[Stored records]
++++++++++

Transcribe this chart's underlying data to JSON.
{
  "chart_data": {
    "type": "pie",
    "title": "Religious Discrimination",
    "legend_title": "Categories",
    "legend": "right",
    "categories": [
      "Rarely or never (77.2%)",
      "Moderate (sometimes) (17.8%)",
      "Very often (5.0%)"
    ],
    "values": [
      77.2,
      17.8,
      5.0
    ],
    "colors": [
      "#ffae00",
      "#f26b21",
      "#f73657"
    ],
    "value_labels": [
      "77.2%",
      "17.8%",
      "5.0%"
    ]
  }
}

++++++++++

**What is being asked:**
Return the listing above word for word.

**Reply:**
Transcribe this chart's underlying data to JSON.
{
  "chart_data": {
    "type": "pie",
    "title": "Religious Discrimination",
    "legend_title": "Categories",
    "legend": "right",
    "categories": [
      "Rarely or never (77.2%)",
      "Moderate (sometimes) (17.8%)",
      "Very often (5.0%)"
    ],
    "values": [
      77.2,
      17.8,
      5.0
    ],
    "colors": [
      "#ffae00",
      "#f26b21",
      "#f73657"
    ],
    "value_labels": [
      "77.2%",
      "17.8%",
      "5.0%"
    ]
  }
}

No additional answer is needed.